DIRECTIONS => Retype the whole listing verbatim and keep the pictures out of it.

GIVEN RECORDS =>

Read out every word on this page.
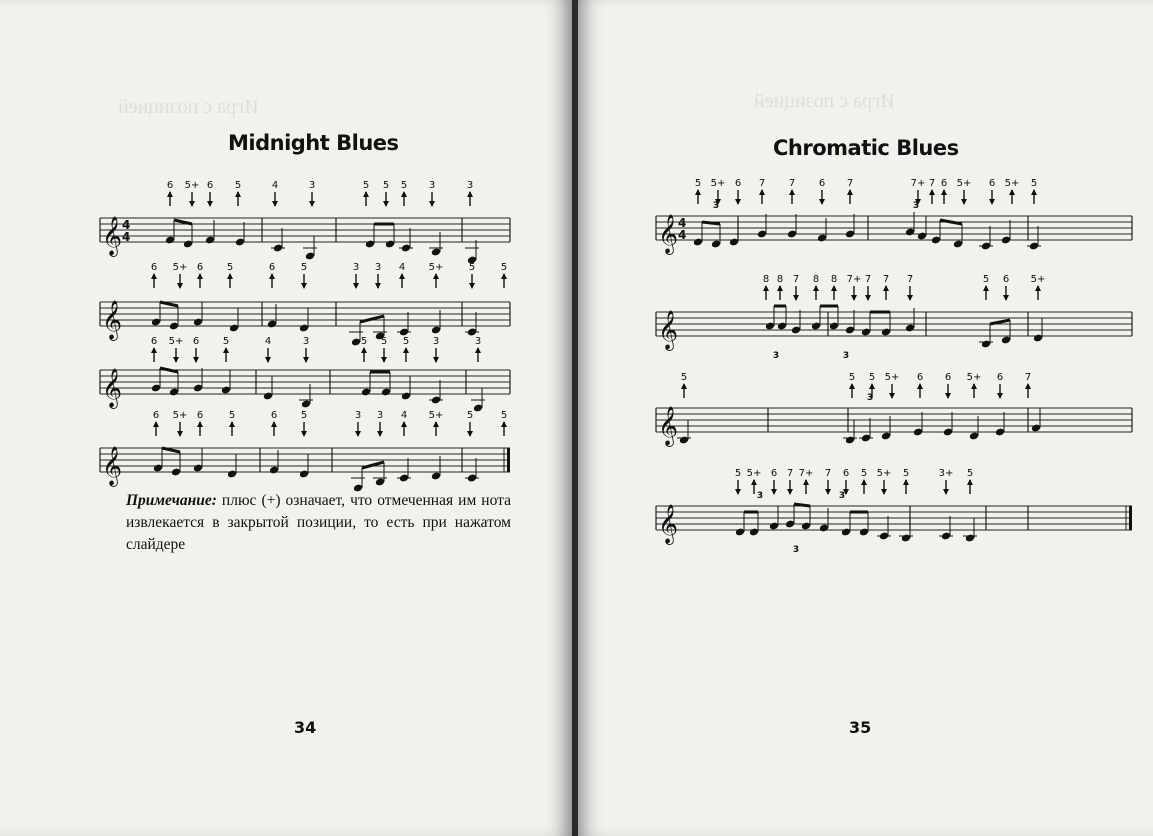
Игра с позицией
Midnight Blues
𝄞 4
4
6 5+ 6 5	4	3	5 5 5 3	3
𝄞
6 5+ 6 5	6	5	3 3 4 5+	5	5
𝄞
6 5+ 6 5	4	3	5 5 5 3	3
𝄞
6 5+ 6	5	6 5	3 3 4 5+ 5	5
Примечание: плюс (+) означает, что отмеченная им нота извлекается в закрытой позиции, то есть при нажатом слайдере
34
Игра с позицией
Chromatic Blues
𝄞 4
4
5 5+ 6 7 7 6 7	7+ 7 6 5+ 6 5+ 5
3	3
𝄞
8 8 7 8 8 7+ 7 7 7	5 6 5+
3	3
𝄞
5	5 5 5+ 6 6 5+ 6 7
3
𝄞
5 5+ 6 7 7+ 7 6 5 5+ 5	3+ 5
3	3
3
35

WRITTEN SOLUTION =>
Read out every word on this page.
Игра с позицией
Midnight Blues
𝄞 4
4
6 5+ 6 5	4	3	5 5 5 3	3
𝄞
6 5+ 6 5	6	5	3 3 4 5+	5	5
𝄞
6 5+ 6 5	4	3	5 5 5 3	3
𝄞
6 5+ 6	5	6 5	3 3 4 5+ 5	5
Примечание: плюс (+) означает, что отмеченная им нота извлекается в закрытой позиции, то есть при нажатом слайдере
34
Игра с позицией
Chromatic Blues
𝄞 4
4
5 5+ 6 7 7 6 7	7+ 7 6 5+ 6 5+ 5
3	3
𝄞
8 8 7 8 8 7+ 7 7 7	5 6 5+
3	3
𝄞
5	5 5 5+ 6 6 5+ 6 7
3
𝄞
5 5+ 6 7 7+ 7 6 5 5+ 5	3+ 5
3	3
3
35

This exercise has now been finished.